[Stated problem] Reproduce the lines of the material exactly, excluding every image.

[Given information]

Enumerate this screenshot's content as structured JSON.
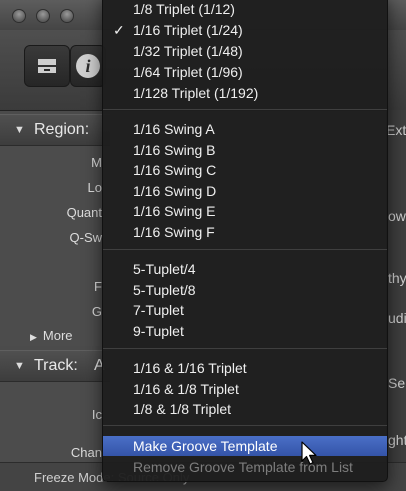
{
  "background": {
    "region_header": "Region:",
    "region_rows": [
      "M",
      "Lo",
      "Quant",
      "Q-Sw",
      "",
      "F",
      "G"
    ],
    "more_label": "More",
    "track_header": "Track:",
    "track_header_suffix": "A",
    "track_rows": [
      "Ic",
      "",
      "Chan"
    ],
    "bottom_text": "Freeze Mode:  Source Only",
    "right_fragments": [
      "Ext",
      "ow",
      "thy",
      "udi",
      "Sele",
      "ght"
    ]
  },
  "menu": {
    "groups": [
      {
        "items": [
          {
            "label": "1/8 Triplet (1/12)",
            "checked": false
          },
          {
            "label": "1/16 Triplet (1/24)",
            "checked": true
          },
          {
            "label": "1/32 Triplet (1/48)",
            "checked": false
          },
          {
            "label": "1/64 Triplet (1/96)",
            "checked": false
          },
          {
            "label": "1/128 Triplet (1/192)",
            "checked": false
          }
        ]
      },
      {
        "items": [
          {
            "label": "1/16 Swing A"
          },
          {
            "label": "1/16 Swing B"
          },
          {
            "label": "1/16 Swing C"
          },
          {
            "label": "1/16 Swing D"
          },
          {
            "label": "1/16 Swing E"
          },
          {
            "label": "1/16 Swing F"
          }
        ]
      },
      {
        "items": [
          {
            "label": "5-Tuplet/4"
          },
          {
            "label": "5-Tuplet/8"
          },
          {
            "label": "7-Tuplet"
          },
          {
            "label": "9-Tuplet"
          }
        ]
      },
      {
        "items": [
          {
            "label": "1/16 & 1/16 Triplet"
          },
          {
            "label": "1/16 & 1/8 Triplet"
          },
          {
            "label": "1/8 & 1/8 Triplet"
          }
        ]
      },
      {
        "items": [
          {
            "label": "Make Groove Template",
            "state": "highlighted"
          },
          {
            "label": "Remove Groove Template from List",
            "state": "disabled"
          }
        ]
      }
    ],
    "check_glyph": "✓"
  },
  "colors": {
    "highlight": "#3d5fb8",
    "menu_bg": "#1e1e1e",
    "disabled_text": "#7d7d7d"
  }
}
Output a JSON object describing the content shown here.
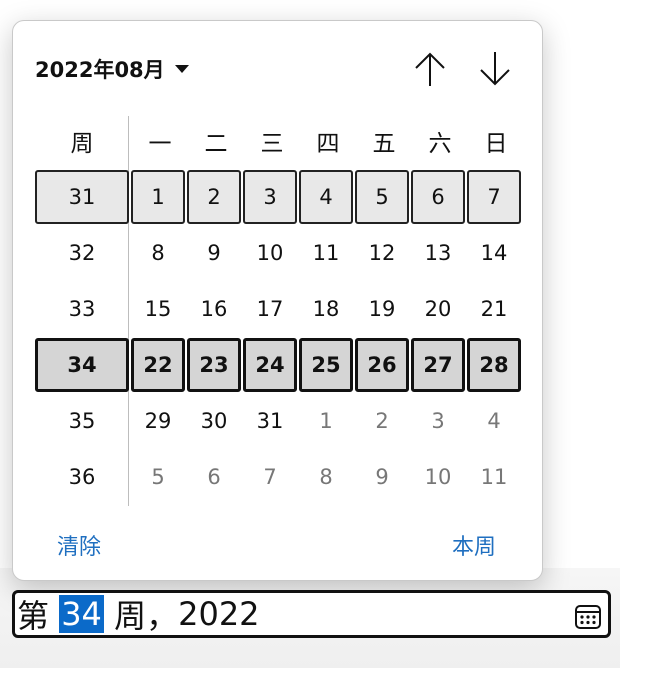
{
  "picker": {
    "month_label": "2022年08月",
    "header": {
      "week_col": "周",
      "weekdays": [
        "一",
        "二",
        "三",
        "四",
        "五",
        "六",
        "日"
      ]
    },
    "rows": [
      {
        "week": "31",
        "days": [
          {
            "d": "1"
          },
          {
            "d": "2"
          },
          {
            "d": "3"
          },
          {
            "d": "4"
          },
          {
            "d": "5"
          },
          {
            "d": "6"
          },
          {
            "d": "7"
          }
        ],
        "state": "hover"
      },
      {
        "week": "32",
        "days": [
          {
            "d": "8"
          },
          {
            "d": "9"
          },
          {
            "d": "10"
          },
          {
            "d": "11"
          },
          {
            "d": "12"
          },
          {
            "d": "13"
          },
          {
            "d": "14"
          }
        ],
        "state": ""
      },
      {
        "week": "33",
        "days": [
          {
            "d": "15"
          },
          {
            "d": "16"
          },
          {
            "d": "17"
          },
          {
            "d": "18"
          },
          {
            "d": "19"
          },
          {
            "d": "20"
          },
          {
            "d": "21"
          }
        ],
        "state": ""
      },
      {
        "week": "34",
        "days": [
          {
            "d": "22"
          },
          {
            "d": "23"
          },
          {
            "d": "24"
          },
          {
            "d": "25"
          },
          {
            "d": "26"
          },
          {
            "d": "27"
          },
          {
            "d": "28"
          }
        ],
        "state": "selected"
      },
      {
        "week": "35",
        "days": [
          {
            "d": "29"
          },
          {
            "d": "30"
          },
          {
            "d": "31"
          },
          {
            "d": "1",
            "other": true
          },
          {
            "d": "2",
            "other": true
          },
          {
            "d": "3",
            "other": true
          },
          {
            "d": "4",
            "other": true
          }
        ],
        "state": ""
      },
      {
        "week": "36",
        "days": [
          {
            "d": "5",
            "other": true
          },
          {
            "d": "6",
            "other": true
          },
          {
            "d": "7",
            "other": true
          },
          {
            "d": "8",
            "other": true
          },
          {
            "d": "9",
            "other": true
          },
          {
            "d": "10",
            "other": true
          },
          {
            "d": "11",
            "other": true
          }
        ],
        "state": ""
      }
    ],
    "clear_label": "清除",
    "this_week_label": "本周",
    "nav_up_icon": "arrow-up-icon",
    "nav_down_icon": "arrow-down-icon"
  },
  "field": {
    "prefix": "第 ",
    "week": "34",
    "suffix": " 周，",
    "year": "2022",
    "calendar_icon": "calendar-icon"
  },
  "colors": {
    "accent": "#0b6ac9",
    "link": "#1f6fc0",
    "selected_bg": "#d5d5d5",
    "hover_bg": "#e8e8e8"
  }
}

[Complete response]
Enumerate this screenshot's content as structured JSON.
{
  "background": {
    "region_header": "Region:",
    "region_rows": [
      "M",
      "Lo",
      "Quant",
      "Q-Sw",
      "",
      "F",
      "G"
    ],
    "more_label": "More",
    "track_header": "Track:",
    "track_header_suffix": "A",
    "track_rows": [
      "Ic",
      "",
      "Chan"
    ],
    "bottom_text": "Freeze Mode:  Source Only",
    "right_fragments": [
      "Ext",
      "ow",
      "thy",
      "udi",
      "Sele",
      "ght"
    ]
  },
  "menu": {
    "groups": [
      {
        "items": [
          {
            "label": "1/8 Triplet (1/12)",
            "checked": false
          },
          {
            "label": "1/16 Triplet (1/24)",
            "checked": true
          },
          {
            "label": "1/32 Triplet (1/48)",
            "checked": false
          },
          {
            "label": "1/64 Triplet (1/96)",
            "checked": false
          },
          {
            "label": "1/128 Triplet (1/192)",
            "checked": false
          }
        ]
      },
      {
        "items": [
          {
            "label": "1/16 Swing A"
          },
          {
            "label": "1/16 Swing B"
          },
          {
            "label": "1/16 Swing C"
          },
          {
            "label": "1/16 Swing D"
          },
          {
            "label": "1/16 Swing E"
          },
          {
            "label": "1/16 Swing F"
          }
        ]
      },
      {
        "items": [
          {
            "label": "5-Tuplet/4"
          },
          {
            "label": "5-Tuplet/8"
          },
          {
            "label": "7-Tuplet"
          },
          {
            "label": "9-Tuplet"
          }
        ]
      },
      {
        "items": [
          {
            "label": "1/16 & 1/16 Triplet"
          },
          {
            "label": "1/16 & 1/8 Triplet"
          },
          {
            "label": "1/8 & 1/8 Triplet"
          }
        ]
      },
      {
        "items": [
          {
            "label": "Make Groove Template",
            "state": "highlighted"
          },
          {
            "label": "Remove Groove Template from List",
            "state": "disabled"
          }
        ]
      }
    ],
    "check_glyph": "✓"
  },
  "colors": {
    "highlight": "#3d5fb8",
    "menu_bg": "#1e1e1e",
    "disabled_text": "#7d7d7d"
  }
}
Output a JSON object describing the content shown here.
{
  "picker": {
    "month_label": "2022年08月",
    "header": {
      "week_col": "周",
      "weekdays": [
        "一",
        "二",
        "三",
        "四",
        "五",
        "六",
        "日"
      ]
    },
    "rows": [
      {
        "week": "31",
        "days": [
          {
            "d": "1"
          },
          {
            "d": "2"
          },
          {
            "d": "3"
          },
          {
            "d": "4"
          },
          {
            "d": "5"
          },
          {
            "d": "6"
          },
          {
            "d": "7"
          }
        ],
        "state": "hover"
      },
      {
        "week": "32",
        "days": [
          {
            "d": "8"
          },
          {
            "d": "9"
          },
          {
            "d": "10"
          },
          {
            "d": "11"
          },
          {
            "d": "12"
          },
          {
            "d": "13"
          },
          {
            "d": "14"
          }
        ],
        "state": ""
      },
      {
        "week": "33",
        "days": [
          {
            "d": "15"
          },
          {
            "d": "16"
          },
          {
            "d": "17"
          },
          {
            "d": "18"
          },
          {
            "d": "19"
          },
          {
            "d": "20"
          },
          {
            "d": "21"
          }
        ],
        "state": ""
      },
      {
        "week": "34",
        "days": [
          {
            "d": "22"
          },
          {
            "d": "23"
          },
          {
            "d": "24"
          },
          {
            "d": "25"
          },
          {
            "d": "26"
          },
          {
            "d": "27"
          },
          {
            "d": "28"
          }
        ],
        "state": "selected"
      },
      {
        "week": "35",
        "days": [
          {
            "d": "29"
          },
          {
            "d": "30"
          },
          {
            "d": "31"
          },
          {
            "d": "1",
            "other": true
          },
          {
            "d": "2",
            "other": true
          },
          {
            "d": "3",
            "other": true
          },
          {
            "d": "4",
            "other": true
          }
        ],
        "state": ""
      },
      {
        "week": "36",
        "days": [
          {
            "d": "5",
            "other": true
          },
          {
            "d": "6",
            "other": true
          },
          {
            "d": "7",
            "other": true
          },
          {
            "d": "8",
            "other": true
          },
          {
            "d": "9",
            "other": true
          },
          {
            "d": "10",
            "other": true
          },
          {
            "d": "11",
            "other": true
          }
        ],
        "state": ""
      }
    ],
    "clear_label": "清除",
    "this_week_label": "本周",
    "nav_up_icon": "arrow-up-icon",
    "nav_down_icon": "arrow-down-icon"
  },
  "field": {
    "prefix": "第 ",
    "week": "34",
    "suffix": " 周，",
    "year": "2022",
    "calendar_icon": "calendar-icon"
  },
  "colors": {
    "accent": "#0b6ac9",
    "link": "#1f6fc0",
    "selected_bg": "#d5d5d5",
    "hover_bg": "#e8e8e8"
  }
}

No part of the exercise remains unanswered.